Set exercise - Wherever the string "during" appears in a line, extract that line.

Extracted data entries
** Begin **

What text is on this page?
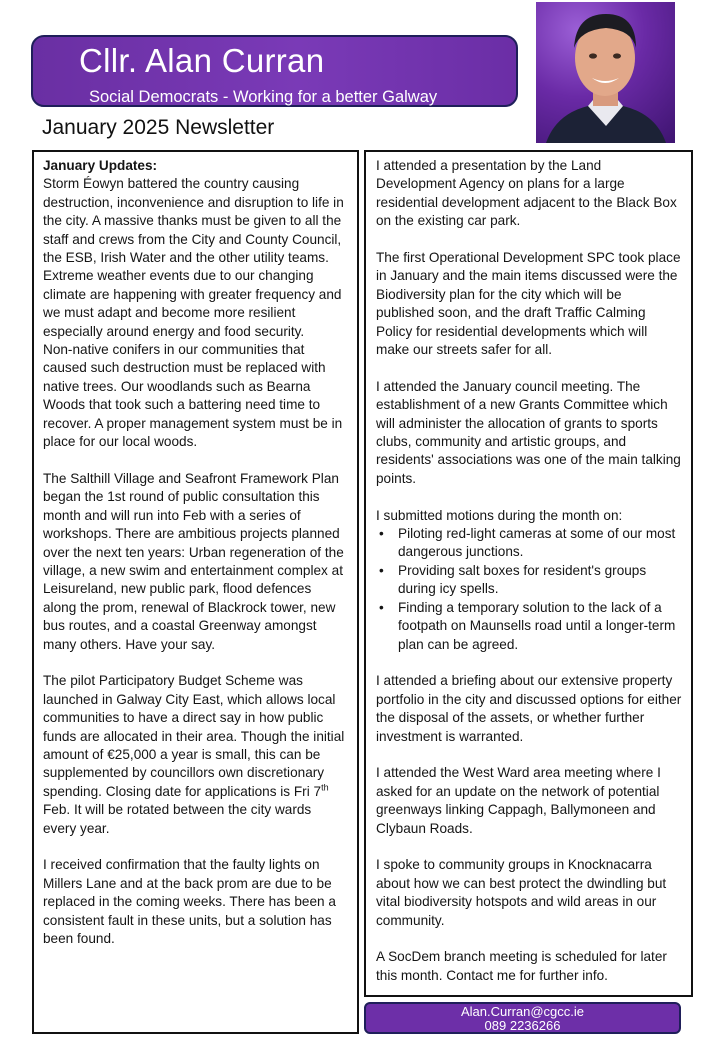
Cllr. Alan Curran
Social Democrats - Working for a better Galway
January 2025 Newsletter

January Updates:

Storm Éowyn battered the country causing destruction, inconvenience and disruption to life in the city. A massive thanks must be given to all the staff and crews from the City and County Council, the ESB, Irish Water and the other utility teams.

Extreme weather events due to our changing climate are happening with greater frequency and we must adapt and become more resilient especially around energy and food security.

Non-native conifers in our communities that caused such destruction must be replaced with native trees. Our woodlands such as Bearna Woods that took such a battering need time to recover. A proper management system must be in place for our local woods.

The Salthill Village and Seafront Framework Plan began the 1st round of public consultation this month and will run into Feb with a series of workshops. There are ambitious projects planned over the next ten years: Urban regeneration of the village, a new swim and entertainment complex at Leisureland, new public park, flood defences along the prom, renewal of Blackrock tower, new bus routes, and a coastal Greenway amongst many others. Have your say.

The pilot Participatory Budget Scheme was launched in Galway City East, which allows local communities to have a direct say in how public funds are allocated in their area. Though the initial amount of €25,000 a year is small, this can be supplemented by councillors own discretionary spending. Closing date for applications is Fri 7th Feb. It will be rotated between the city wards every year.

I received confirmation that the faulty lights on Millers Lane and at the back prom are due to be replaced in the coming weeks. There has been a consistent fault in these units, but a solution has been found.

I attended a presentation by the Land Development Agency on plans for a large residential development adjacent to the Black Box on the existing car park.

The first Operational Development SPC took place in January and the main items discussed were the Biodiversity plan for the city which will be published soon, and the draft Traffic Calming Policy for residential developments which will make our streets safer for all.

I attended the January council meeting. The establishment of a new Grants Committee which will administer the allocation of grants to sports clubs, community and artistic groups, and residents' associations was one of the main talking points.

I submitted motions during the month on:

• Piloting red-light cameras at some of our most dangerous junctions.
• Providing salt boxes for resident's groups during icy spells.
• Finding a temporary solution to the lack of a footpath on Maunsells road until a longer-term plan can be agreed.

I attended a briefing about our extensive property portfolio in the city and discussed options for either the disposal of the assets, or whether further investment is warranted.

I attended the West Ward area meeting where I asked for an update on the network of potential greenways linking Cappagh, Ballymoneen and Clybaun Roads.

I spoke to community groups in Knocknacarra about how we can best protect the dwindling but vital biodiversity hotspots and wild areas in our community.

A SocDem branch meeting is scheduled for later this month. Contact me for further info.

Alan.Curran@cgcc.ie
089 2236266
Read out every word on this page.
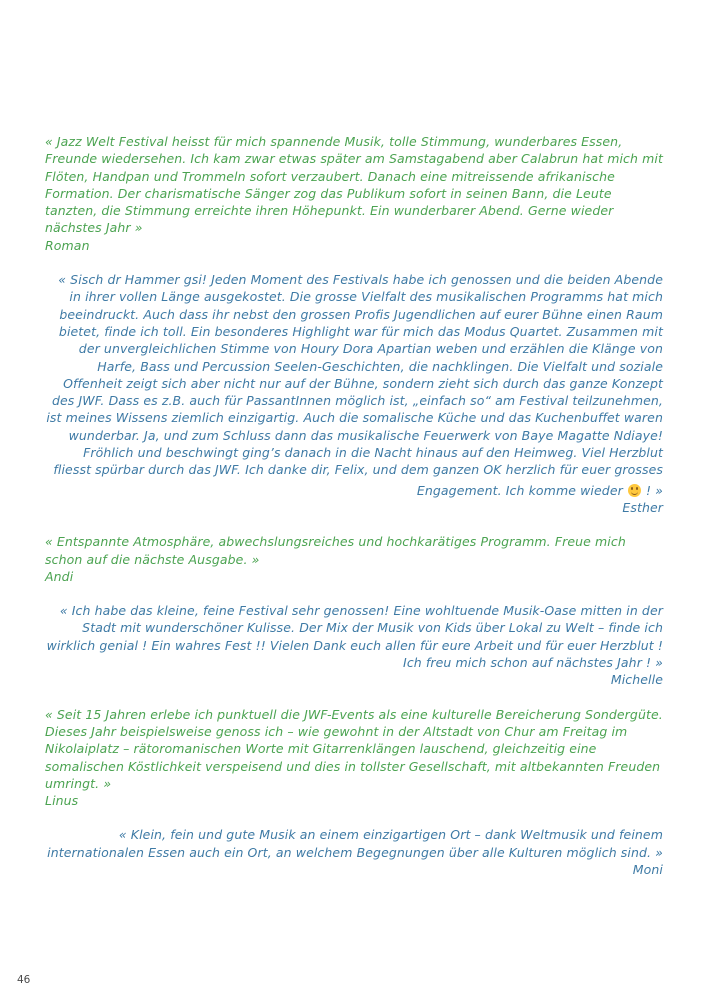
« Jazz Welt Festival heisst für mich spannende Musik, tolle Stimmung, wunderbares Essen, Freunde wiedersehen. Ich kam zwar etwas später am Samstagabend aber Calabrun hat mich mit Flöten, Handpan und Trommeln sofort verzaubert. Danach eine mitreissende afrikanische Formation. Der charismatische Sänger zog das Publikum sofort in seinen Bann, die Leute tanzten, die Stimmung erreichte ihren Höhepunkt. Ein wunderbarer Abend. Gerne wieder nächstes Jahr »

Roman

« Sisch dr Hammer gsi! Jeden Moment des Festivals habe ich genossen und die beiden Abende in ihrer vollen Länge ausgekostet. Die grosse Vielfalt des musikalischen Programms hat mich beeindruckt. Auch dass ihr nebst den grossen Profis Jugendlichen auf eurer Bühne einen Raum bietet, finde ich toll. Ein besonderes Highlight war für mich das Modus Quartet. Zusammen mit der unvergleichlichen Stimme von Houry Dora Apartian weben und erzählen die Klänge von Harfe, Bass und Percussion Seelen-Geschichten, die nachklingen. Die Vielfalt und soziale Offenheit zeigt sich aber nicht nur auf der Bühne, sondern zieht sich durch das ganze Konzept des JWF. Dass es z.B. auch für PassantInnen möglich ist, „einfach so“ am Festival teilzunehmen, ist meines Wissens ziemlich einzigartig. Auch die somalische Küche und das Kuchenbuffet waren wunderbar. Ja, und zum Schluss dann das musikalische Feuerwerk von Baye Magatte Ndiaye! Fröhlich und beschwingt ging’s danach in die Nacht hinaus auf den Heimweg. Viel Herzblut fliesst spürbar durch das JWF. Ich danke dir, Felix, und dem ganzen OK herzlich für euer grosses

Engagement. Ich komme wieder  ! »

Esther

« Entspannte Atmosphäre, abwechslungsreiches und hochkarätiges Programm. Freue mich schon auf die nächste Ausgabe. »

Andi

« Ich habe das kleine, feine Festival sehr genossen! Eine wohltuende Musik-Oase mitten in der Stadt mit wunderschöner Kulisse. Der Mix der Musik von Kids über Lokal zu Welt – finde ich wirklich genial ! Ein wahres Fest !! Vielen Dank euch allen für eure Arbeit und für euer Herzblut ! Ich freu mich schon auf nächstes Jahr ! »

Michelle

« Seit 15 Jahren erlebe ich punktuell die JWF-Events als eine kulturelle Bereicherung Sondergüte. Dieses Jahr beispielsweise genoss ich – wie gewohnt in der Altstadt von Chur am Freitag im Nikolaiplatz – rätoromanischen Worte mit Gitarrenklängen lauschend, gleichzeitig eine somalischen Köstlichkeit verspeisend und dies in tollster Gesellschaft, mit altbekannten Freuden umringt. »

Linus

« Klein, fein und gute Musik an einem einzigartigen Ort – dank Weltmusik und feinem internationalen Essen auch ein Ort, an welchem Begegnungen über alle Kulturen möglich sind. »

Moni

46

** End **

Reply to the exercise -
I submitted motions during the month on:
• Providing salt boxes for resident's groups during icy spells.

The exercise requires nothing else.